■ Problem requirements: Copy out the entries exactly, from the first line to the last.

##### Material for this task #####

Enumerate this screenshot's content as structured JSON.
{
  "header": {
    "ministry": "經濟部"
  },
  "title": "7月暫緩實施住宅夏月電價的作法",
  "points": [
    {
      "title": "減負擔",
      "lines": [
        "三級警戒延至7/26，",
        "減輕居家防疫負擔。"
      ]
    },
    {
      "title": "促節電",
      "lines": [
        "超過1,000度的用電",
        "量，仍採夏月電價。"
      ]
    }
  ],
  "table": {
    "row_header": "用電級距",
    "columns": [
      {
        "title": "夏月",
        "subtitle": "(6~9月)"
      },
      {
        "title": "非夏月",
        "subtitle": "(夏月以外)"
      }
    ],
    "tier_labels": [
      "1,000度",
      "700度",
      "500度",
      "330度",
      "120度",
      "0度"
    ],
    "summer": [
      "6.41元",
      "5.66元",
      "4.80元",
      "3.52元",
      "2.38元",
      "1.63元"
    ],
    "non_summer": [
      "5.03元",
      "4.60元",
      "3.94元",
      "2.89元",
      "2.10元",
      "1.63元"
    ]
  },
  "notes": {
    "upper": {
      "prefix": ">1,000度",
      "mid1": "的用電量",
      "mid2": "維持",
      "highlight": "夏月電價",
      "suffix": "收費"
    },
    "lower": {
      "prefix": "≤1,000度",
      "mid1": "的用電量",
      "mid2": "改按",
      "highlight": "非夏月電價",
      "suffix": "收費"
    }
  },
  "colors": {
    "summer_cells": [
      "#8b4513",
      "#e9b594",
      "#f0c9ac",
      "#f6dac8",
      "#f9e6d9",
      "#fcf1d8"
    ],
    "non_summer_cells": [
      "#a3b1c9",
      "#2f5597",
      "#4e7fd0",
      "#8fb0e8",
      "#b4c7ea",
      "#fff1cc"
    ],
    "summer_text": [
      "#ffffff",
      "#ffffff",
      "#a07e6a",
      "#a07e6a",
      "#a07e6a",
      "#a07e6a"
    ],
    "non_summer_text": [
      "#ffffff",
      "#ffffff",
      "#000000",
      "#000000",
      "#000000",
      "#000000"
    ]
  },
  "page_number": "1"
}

#####

■ Result of this exercise:
Enumerate this screenshot's content as structured JSON.
{
  "header": {
    "ministry": "經濟部"
  },
  "title": "7月暫緩實施住宅夏月電價的作法",
  "points": [
    {
      "title": "減負擔",
      "lines": [
        "三級警戒延至7/26，",
        "減輕居家防疫負擔。"
      ]
    },
    {
      "title": "促節電",
      "lines": [
        "超過1,000度的用電",
        "量，仍採夏月電價。"
      ]
    }
  ],
  "table": {
    "row_header": "用電級距",
    "columns": [
      {
        "title": "夏月",
        "subtitle": "(6~9月)"
      },
      {
        "title": "非夏月",
        "subtitle": "(夏月以外)"
      }
    ],
    "tier_labels": [
      "1,000度",
      "700度",
      "500度",
      "330度",
      "120度",
      "0度"
    ],
    "summer": [
      "6.41元",
      "5.66元",
      "4.80元",
      "3.52元",
      "2.38元",
      "1.63元"
    ],
    "non_summer": [
      "5.03元",
      "4.60元",
      "3.94元",
      "2.89元",
      "2.10元",
      "1.63元"
    ]
  },
  "notes": {
    "upper": {
      "prefix": ">1,000度",
      "mid1": "的用電量",
      "mid2": "維持",
      "highlight": "夏月電價",
      "suffix": "收費"
    },
    "lower": {
      "prefix": "≤1,000度",
      "mid1": "的用電量",
      "mid2": "改按",
      "highlight": "非夏月電價",
      "suffix": "收費"
    }
  },
  "colors": {
    "summer_cells": [
      "#8b4513",
      "#e9b594",
      "#f0c9ac",
      "#f6dac8",
      "#f9e6d9",
      "#fcf1d8"
    ],
    "non_summer_cells": [
      "#a3b1c9",
      "#2f5597",
      "#4e7fd0",
      "#8fb0e8",
      "#b4c7ea",
      "#fff1cc"
    ],
    "summer_text": [
      "#ffffff",
      "#ffffff",
      "#a07e6a",
      "#a07e6a",
      "#a07e6a",
      "#a07e6a"
    ],
    "non_summer_text": [
      "#ffffff",
      "#ffffff",
      "#000000",
      "#000000",
      "#000000",
      "#000000"
    ]
  },
  "page_number": "1"
}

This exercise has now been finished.